• _Goal of the exercise_
Convert the stretch of records from the line containing "- zoom-slider-thumb[interactable]: [1143, 703, 1147, 714]" through the line containing "- style-normal[interactable]: AaBbCcDc" into a Markdown table with the columns Row and Entry. Number each line in Row, put the line itself in Entry, and omit blank lines.

• _Data provided_
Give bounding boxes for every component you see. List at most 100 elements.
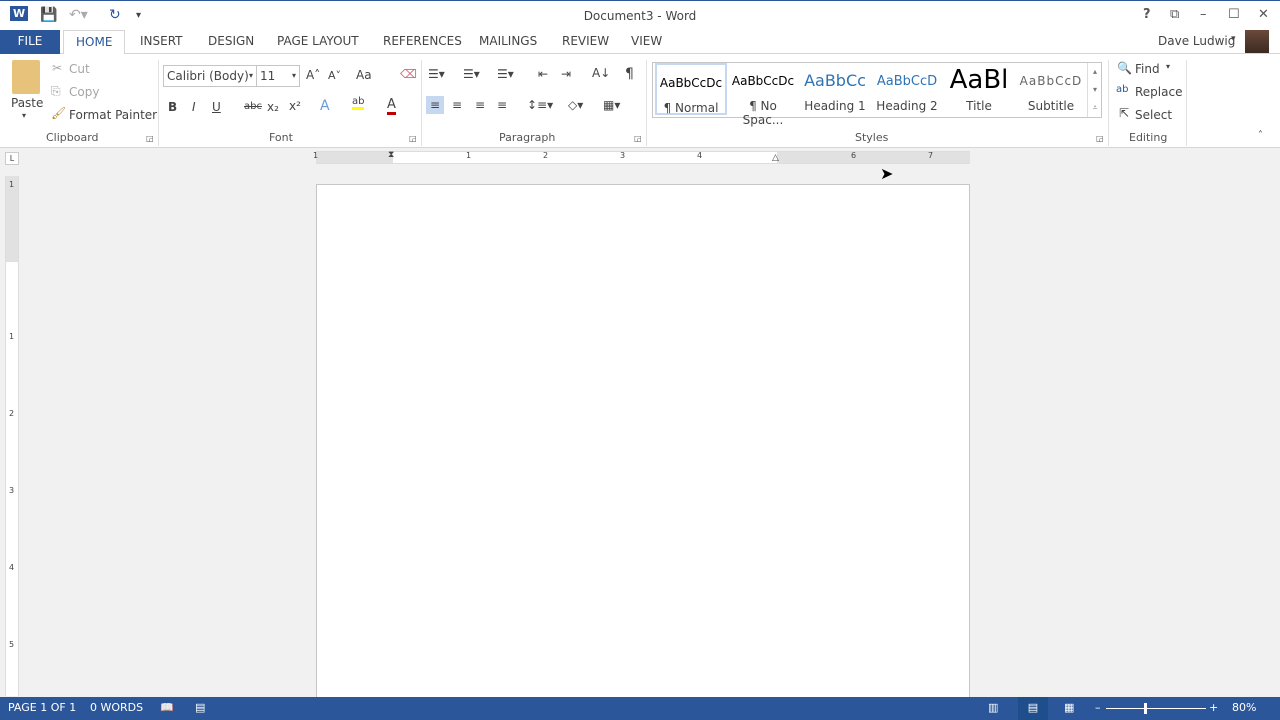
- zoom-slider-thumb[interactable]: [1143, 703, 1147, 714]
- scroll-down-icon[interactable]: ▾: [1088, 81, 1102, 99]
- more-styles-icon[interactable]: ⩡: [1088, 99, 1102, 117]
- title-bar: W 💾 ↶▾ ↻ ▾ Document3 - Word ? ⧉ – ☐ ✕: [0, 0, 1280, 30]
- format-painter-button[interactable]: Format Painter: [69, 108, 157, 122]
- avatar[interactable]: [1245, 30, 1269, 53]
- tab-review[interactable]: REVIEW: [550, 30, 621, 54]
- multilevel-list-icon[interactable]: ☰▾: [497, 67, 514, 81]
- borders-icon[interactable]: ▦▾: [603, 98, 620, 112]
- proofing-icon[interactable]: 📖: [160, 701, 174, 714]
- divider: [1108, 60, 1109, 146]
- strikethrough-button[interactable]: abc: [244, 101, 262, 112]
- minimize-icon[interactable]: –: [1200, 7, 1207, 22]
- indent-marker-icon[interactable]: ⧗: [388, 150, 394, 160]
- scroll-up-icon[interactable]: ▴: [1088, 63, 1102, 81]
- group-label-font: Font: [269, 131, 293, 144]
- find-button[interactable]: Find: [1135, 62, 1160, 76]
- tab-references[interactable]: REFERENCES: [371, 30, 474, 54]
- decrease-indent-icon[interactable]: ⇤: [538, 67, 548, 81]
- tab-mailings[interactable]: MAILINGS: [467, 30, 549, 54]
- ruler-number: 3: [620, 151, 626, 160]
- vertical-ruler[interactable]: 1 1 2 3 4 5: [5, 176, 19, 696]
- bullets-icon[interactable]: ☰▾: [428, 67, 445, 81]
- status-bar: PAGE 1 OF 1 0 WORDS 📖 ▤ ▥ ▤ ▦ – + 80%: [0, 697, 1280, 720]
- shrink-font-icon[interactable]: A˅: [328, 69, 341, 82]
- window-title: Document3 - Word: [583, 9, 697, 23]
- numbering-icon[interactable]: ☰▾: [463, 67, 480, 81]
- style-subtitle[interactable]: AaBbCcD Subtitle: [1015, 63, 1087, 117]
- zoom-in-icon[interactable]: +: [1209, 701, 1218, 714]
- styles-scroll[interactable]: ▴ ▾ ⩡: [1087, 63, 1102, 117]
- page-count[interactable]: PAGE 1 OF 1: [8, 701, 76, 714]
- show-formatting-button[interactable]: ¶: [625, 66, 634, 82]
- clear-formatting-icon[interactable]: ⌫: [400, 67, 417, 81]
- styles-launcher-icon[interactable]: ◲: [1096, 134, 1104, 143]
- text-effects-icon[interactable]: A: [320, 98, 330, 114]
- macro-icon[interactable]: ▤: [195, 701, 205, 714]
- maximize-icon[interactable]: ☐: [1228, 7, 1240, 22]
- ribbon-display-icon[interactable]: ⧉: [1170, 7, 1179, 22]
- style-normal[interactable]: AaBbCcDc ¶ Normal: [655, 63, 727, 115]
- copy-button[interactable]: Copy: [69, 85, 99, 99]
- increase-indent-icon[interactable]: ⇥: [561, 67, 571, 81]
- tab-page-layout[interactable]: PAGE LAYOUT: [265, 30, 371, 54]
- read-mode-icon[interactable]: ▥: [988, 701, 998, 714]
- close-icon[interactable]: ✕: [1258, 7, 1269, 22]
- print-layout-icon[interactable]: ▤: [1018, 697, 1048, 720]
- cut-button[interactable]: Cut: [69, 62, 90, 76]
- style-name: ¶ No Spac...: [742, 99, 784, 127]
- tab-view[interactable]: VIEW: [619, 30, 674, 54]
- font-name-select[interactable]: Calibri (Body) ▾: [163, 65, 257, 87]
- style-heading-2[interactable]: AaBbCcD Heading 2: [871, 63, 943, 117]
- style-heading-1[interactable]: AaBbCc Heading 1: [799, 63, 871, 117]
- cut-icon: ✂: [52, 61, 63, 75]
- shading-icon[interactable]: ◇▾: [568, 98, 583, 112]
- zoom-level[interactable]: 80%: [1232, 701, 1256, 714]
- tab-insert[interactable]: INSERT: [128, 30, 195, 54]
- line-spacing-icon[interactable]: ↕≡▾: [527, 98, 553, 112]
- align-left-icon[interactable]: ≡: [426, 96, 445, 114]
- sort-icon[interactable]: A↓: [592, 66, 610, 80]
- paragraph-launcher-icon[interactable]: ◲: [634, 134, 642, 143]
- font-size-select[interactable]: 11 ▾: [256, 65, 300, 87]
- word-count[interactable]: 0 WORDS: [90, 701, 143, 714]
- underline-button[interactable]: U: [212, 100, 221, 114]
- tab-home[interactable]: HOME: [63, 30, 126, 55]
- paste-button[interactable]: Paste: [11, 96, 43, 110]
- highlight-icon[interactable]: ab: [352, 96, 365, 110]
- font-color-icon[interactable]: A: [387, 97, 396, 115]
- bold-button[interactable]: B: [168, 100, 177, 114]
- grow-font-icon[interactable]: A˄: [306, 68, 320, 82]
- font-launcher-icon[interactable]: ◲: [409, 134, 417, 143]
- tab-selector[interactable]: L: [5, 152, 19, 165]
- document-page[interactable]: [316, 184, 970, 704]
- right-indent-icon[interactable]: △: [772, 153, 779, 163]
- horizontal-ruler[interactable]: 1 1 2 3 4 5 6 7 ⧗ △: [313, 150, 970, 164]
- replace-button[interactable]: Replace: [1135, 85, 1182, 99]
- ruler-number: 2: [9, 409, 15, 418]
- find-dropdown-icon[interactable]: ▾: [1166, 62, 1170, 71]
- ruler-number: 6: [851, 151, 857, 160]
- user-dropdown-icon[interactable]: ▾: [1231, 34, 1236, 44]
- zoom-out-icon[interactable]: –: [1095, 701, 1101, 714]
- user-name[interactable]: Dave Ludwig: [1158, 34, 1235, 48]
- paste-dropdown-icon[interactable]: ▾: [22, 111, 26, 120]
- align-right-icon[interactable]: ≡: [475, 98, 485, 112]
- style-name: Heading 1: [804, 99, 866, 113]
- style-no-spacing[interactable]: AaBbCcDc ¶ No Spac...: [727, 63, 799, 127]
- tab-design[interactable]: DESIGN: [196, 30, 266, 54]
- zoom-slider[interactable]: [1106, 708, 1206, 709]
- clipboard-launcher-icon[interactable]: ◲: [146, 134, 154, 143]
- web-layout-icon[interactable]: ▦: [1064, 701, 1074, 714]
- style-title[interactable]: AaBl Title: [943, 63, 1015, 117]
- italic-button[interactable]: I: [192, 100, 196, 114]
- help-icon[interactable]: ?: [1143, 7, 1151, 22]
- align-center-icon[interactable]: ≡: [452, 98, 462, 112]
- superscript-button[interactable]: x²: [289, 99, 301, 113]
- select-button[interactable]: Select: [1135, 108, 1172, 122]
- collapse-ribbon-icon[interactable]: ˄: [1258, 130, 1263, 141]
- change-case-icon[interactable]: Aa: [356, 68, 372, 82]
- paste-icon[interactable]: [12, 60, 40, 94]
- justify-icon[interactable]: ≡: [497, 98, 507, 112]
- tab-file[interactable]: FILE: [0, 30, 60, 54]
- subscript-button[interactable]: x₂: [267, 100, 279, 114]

• _The answer_
| Row | Entry |
|---|---|
| 1 | - zoom-slider-thumb[interactable]: [1143, 703, 1147, 714] |
| 2 | - scroll-down-icon[interactable]: ▾: [1088, 81, 1102, 99] |
| 3 | - more-styles-icon[interactable]: ⩡: [1088, 99, 1102, 117] |
| 4 | - title-bar: W 💾 ↶▾ ↻ ▾ Document3 - Word ? ⧉ – ☐ ✕: [0, 0, 1280, 30] |
| 5 | - format-painter-button[interactable]: Format Painter: [69, 108, 157, 122] |
| 6 | - avatar[interactable]: [1245, 30, 1269, 53] |
| 7 | - tab-review[interactable]: REVIEW: [550, 30, 621, 54] |
| 8 | - multilevel-list-icon[interactable]: ☰▾: [497, 67, 514, 81] |
| 9 | - borders-icon[interactable]: ▦▾: [603, 98, 620, 112] |
| 10 | - proofing-icon[interactable]: 📖: [160, 701, 174, 714] |
| 11 | - divider: [1108, 60, 1109, 146] |
| 12 | - strikethrough-button[interactable]: abc: [244, 101, 262, 112] |
| 13 | - minimize-icon[interactable]: –: [1200, 7, 1207, 22] |
| 14 | - indent-marker-icon[interactable]: ⧗: [388, 150, 394, 160] |
| 15 | - scroll-up-icon[interactable]: ▴: [1088, 63, 1102, 81] |
| 16 | - group-label-font: Font: [269, 131, 293, 144] |
| 17 | - find-button[interactable]: Find: [1135, 62, 1160, 76] |
| 18 | - tab-references[interactable]: REFERENCES: [371, 30, 474, 54] |
| 19 | - decrease-indent-icon[interactable]: ⇤: [538, 67, 548, 81] |
| 20 | - tab-mailings[interactable]: MAILINGS: [467, 30, 549, 54] |
| 21 | - ruler-number: 3: [620, 151, 626, 160] |
| 22 | - vertical-ruler[interactable]: 1 1 2 3 4 5: [5, 176, 19, 696] |
| 23 | - bullets-icon[interactable]: ☰▾: [428, 67, 445, 81] |
| 24 | - status-bar: PAGE 1 OF 1 0 WORDS 📖 ▤ ▥ ▤ ▦ – + 80%: [0, 697, 1280, 720] |
| 25 | - shrink-font-icon[interactable]: A˅: [328, 69, 341, 82] |
| 26 | - window-title: Document3 - Word: [583, 9, 697, 23] |
| 27 | - numbering-icon[interactable]: ☰▾: [463, 67, 480, 81] |
| 28 | - style-subtitle[interactable]: AaBbCcD Subtitle: [1015, 63, 1087, 117] |
| 29 | - zoom-in-icon[interactable]: +: [1209, 701, 1218, 714] |
| 30 | - styles-scroll[interactable]: ▴ ▾ ⩡: [1087, 63, 1102, 117] |
| 31 | - page-count[interactable]: PAGE 1 OF 1: [8, 701, 76, 714] |
| 32 | - show-formatting-button[interactable]: ¶: [625, 66, 634, 82] |
| 33 | - clear-formatting-icon[interactable]: ⌫: [400, 67, 417, 81] |
| 34 | - styles-launcher-icon[interactable]: ◲: [1096, 134, 1104, 143] |
| 35 | - text-effects-icon[interactable]: A: [320, 98, 330, 114] |
| 36 | - macro-icon[interactable]: ▤: [195, 701, 205, 714] |
| 37 | - maximize-icon[interactable]: ☐: [1228, 7, 1240, 22] |
| 38 | - ribbon-display-icon[interactable]: ⧉: [1170, 7, 1179, 22] |
| 39 | - style-normal[interactable]: AaBbCcDc ¶ Normal: [655, 63, 727, 115] |